- _Instruction_: Find the number of lines below in which the word "true" appears, and write that number only.
===============
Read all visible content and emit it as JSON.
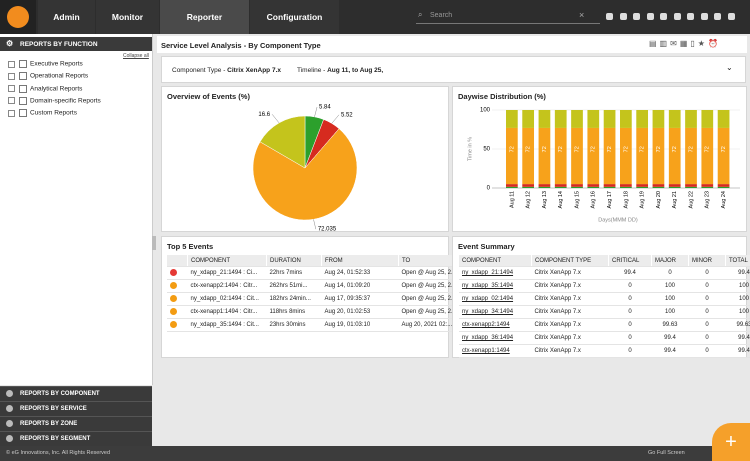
{
  "nav": {
    "tabs": [
      "Admin",
      "Monitor",
      "Reporter",
      "Configuration"
    ],
    "search": "Search"
  },
  "sidebar": {
    "header": "REPORTS BY FUNCTION",
    "collapse": "Collapse all",
    "items": [
      "Executive Reports",
      "Operational Reports",
      "Analytical Reports",
      "Domain-specific Reports",
      "Custom Reports"
    ],
    "sections": [
      "REPORTS BY COMPONENT",
      "REPORTS BY SERVICE",
      "REPORTS BY ZONE",
      "REPORTS BY SEGMENT"
    ]
  },
  "page": {
    "title": "Service Level Analysis - By Component Type",
    "filter": {
      "component_label": "Component Type - ",
      "component": "Citrix XenApp 7.x",
      "timeline_label": "Timeline - ",
      "timeline": "Aug 11, to Aug 25,"
    }
  },
  "chart_data": [
    {
      "type": "pie",
      "title": "Overview of Events (%)",
      "values": [
        5.84,
        5.52,
        72.035,
        16.6
      ],
      "colors": [
        "#2ca02c",
        "#d62b1f",
        "#f7a21b",
        "#c4c41c"
      ]
    },
    {
      "type": "bar",
      "stacked": true,
      "title": "Daywise Distribution (%)",
      "y_label": "Time in %",
      "x_label": "Days(MMM DD)",
      "categories": [
        "Aug 11",
        "Aug 12",
        "Aug 13",
        "Aug 14",
        "Aug 15",
        "Aug 16",
        "Aug 17",
        "Aug 18",
        "Aug 19",
        "Aug 20",
        "Aug 21",
        "Aug 22",
        "Aug 23",
        "Aug 24"
      ],
      "series": [
        {
          "color": "#2ca02c",
          "values": [
            1.5,
            1.5,
            1.5,
            1.5,
            1.5,
            1.5,
            1.5,
            1.5,
            1.5,
            1.5,
            1.5,
            1.5,
            1.5,
            1.5
          ]
        },
        {
          "color": "#d62b1f",
          "values": [
            3.5,
            3.5,
            3.5,
            3.5,
            3.5,
            3.5,
            3.5,
            3.5,
            3.5,
            3.5,
            3.5,
            3.5,
            3.5,
            3.5
          ]
        },
        {
          "color": "#f7a21b",
          "values": [
            72,
            72,
            72,
            72,
            72,
            72,
            72,
            72,
            72,
            72,
            72,
            72,
            72,
            72
          ],
          "show_labels": true
        },
        {
          "color": "#c4c41c",
          "values": [
            23,
            23,
            23,
            23,
            23,
            23,
            23,
            23,
            23,
            23,
            23,
            23,
            23,
            23
          ]
        }
      ],
      "ylim": [
        0,
        100
      ],
      "yticks": [
        0,
        50,
        100
      ],
      "grid": true
    }
  ],
  "top_events": {
    "title": "Top 5 Events",
    "columns": [
      "COMPONENT",
      "DURATION",
      "FROM",
      "TO"
    ],
    "icon_colors": [
      "#e53935",
      "#f39c12",
      "#f39c12",
      "#f39c12",
      "#f39c12"
    ],
    "rows": [
      [
        "ny_xdapp_21:1494 : Ci...",
        "22hrs 7mins",
        "Aug 24, 01:52:33",
        "Open @ Aug 25, 2..."
      ],
      [
        "ctx-xenapp2:1494 : Citr...",
        "262hrs 51mi...",
        "Aug 14, 01:09:20",
        "Open @ Aug 25, 2..."
      ],
      [
        "ny_xdapp_02:1494 : Cit...",
        "182hrs 24min...",
        "Aug 17, 09:35:37",
        "Open @ Aug 25, 2..."
      ],
      [
        "ctx-xenapp1:1494 : Citr...",
        "118hrs 8mins",
        "Aug 20, 01:02:53",
        "Open @ Aug 25, 2..."
      ],
      [
        "ny_xdapp_35:1494 : Cit...",
        "23hrs 30mins",
        "Aug 19, 01:03:10",
        "Aug 20, 2021 02:..."
      ]
    ]
  },
  "event_summary": {
    "title": "Event Summary",
    "columns": [
      "COMPONENT",
      "COMPONENT TYPE",
      "CRITICAL",
      "MAJOR",
      "MINOR",
      "TOTAL"
    ],
    "rows": [
      [
        "ny_xdapp_21:1494",
        "Citrix XenApp 7.x",
        "99.4",
        "0",
        "0",
        "99.4"
      ],
      [
        "ny_xdapp_35:1494",
        "Citrix XenApp 7.x",
        "0",
        "100",
        "0",
        "100"
      ],
      [
        "ny_xdapp_02:1494",
        "Citrix XenApp 7.x",
        "0",
        "100",
        "0",
        "100"
      ],
      [
        "ny_xdapp_34:1494",
        "Citrix XenApp 7.x",
        "0",
        "100",
        "0",
        "100"
      ],
      [
        "ctx-xenapp2:1494",
        "Citrix XenApp 7.x",
        "0",
        "99.63",
        "0",
        "99.63"
      ],
      [
        "ny_xdapp_36:1494",
        "Citrix XenApp 7.x",
        "0",
        "99.4",
        "0",
        "99.4"
      ],
      [
        "ctx-xenapp1:1494",
        "Citrix XenApp 7.x",
        "0",
        "99.4",
        "0",
        "99.4"
      ]
    ]
  },
  "footer": {
    "copyright": "© eG Innovations, Inc. All Rights Reserved",
    "fullscreen": "Go Full Screen"
  }
}
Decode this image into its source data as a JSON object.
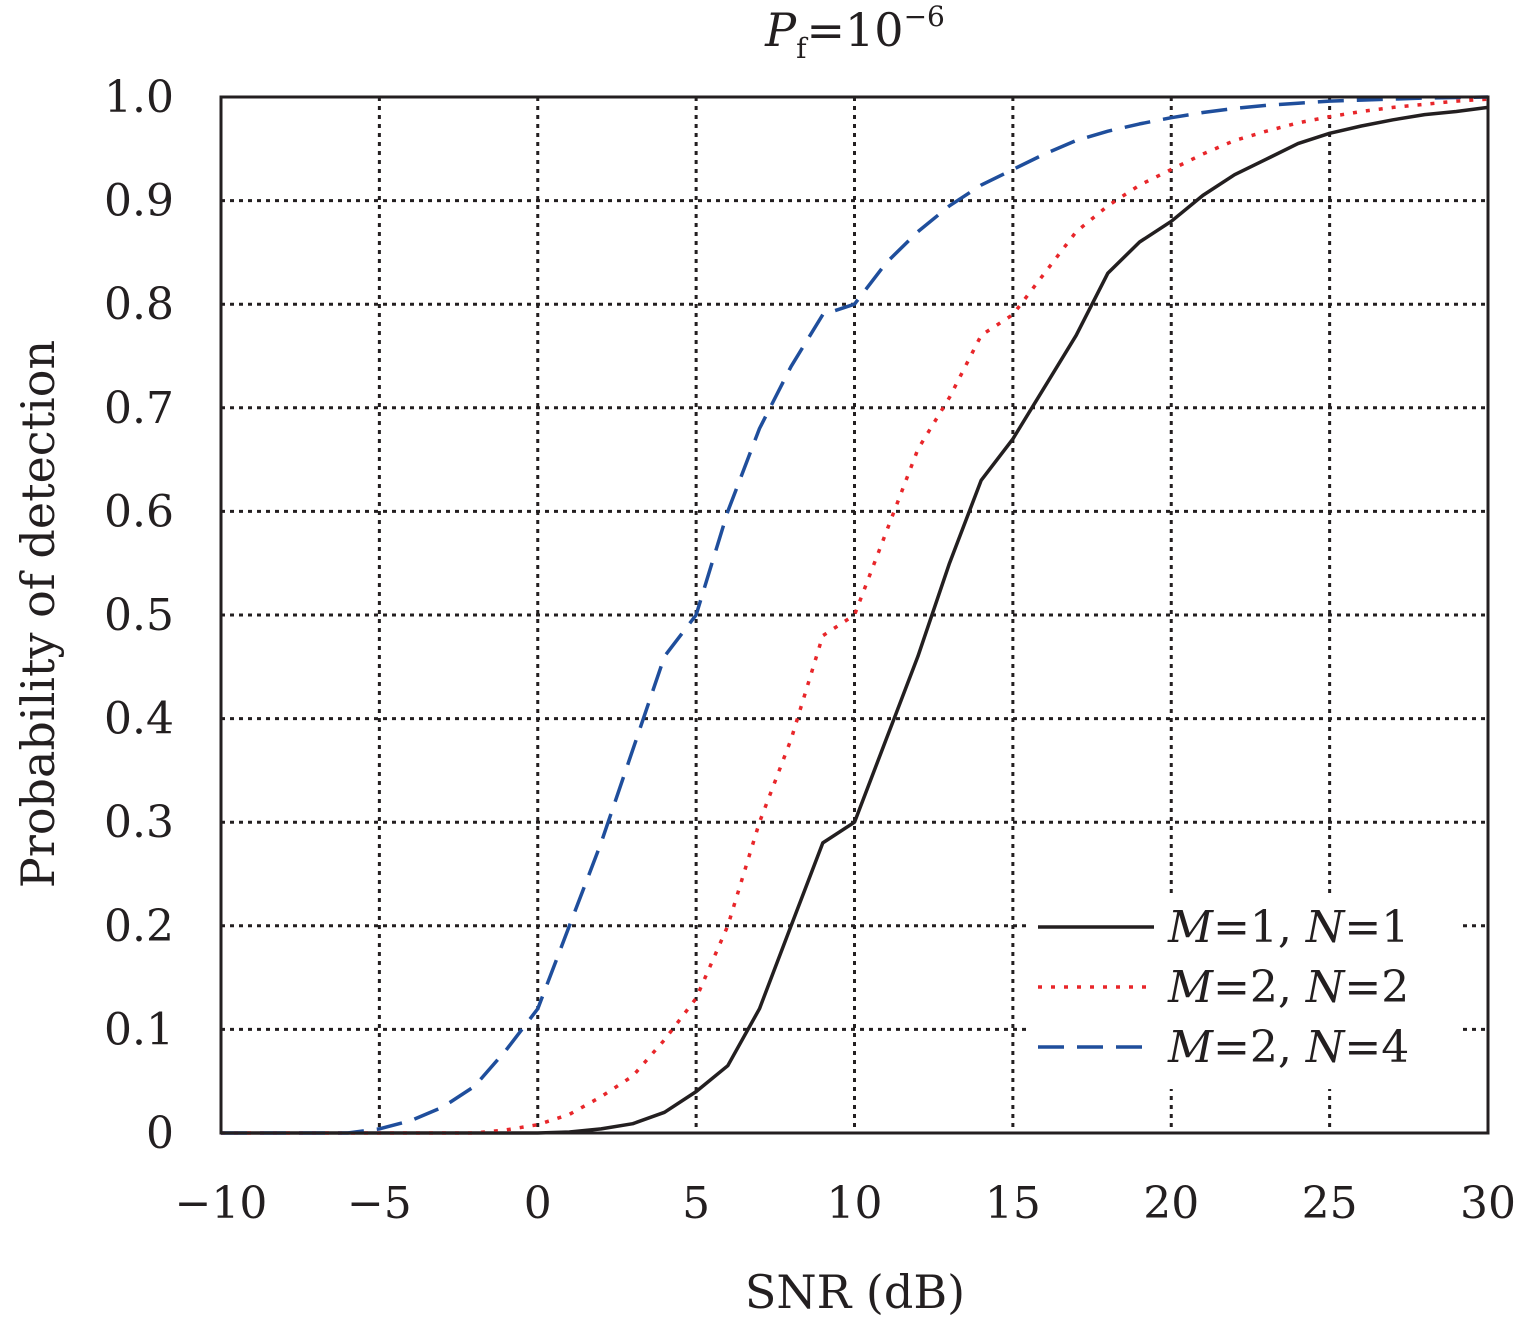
===============
- _Completed exercise_: 3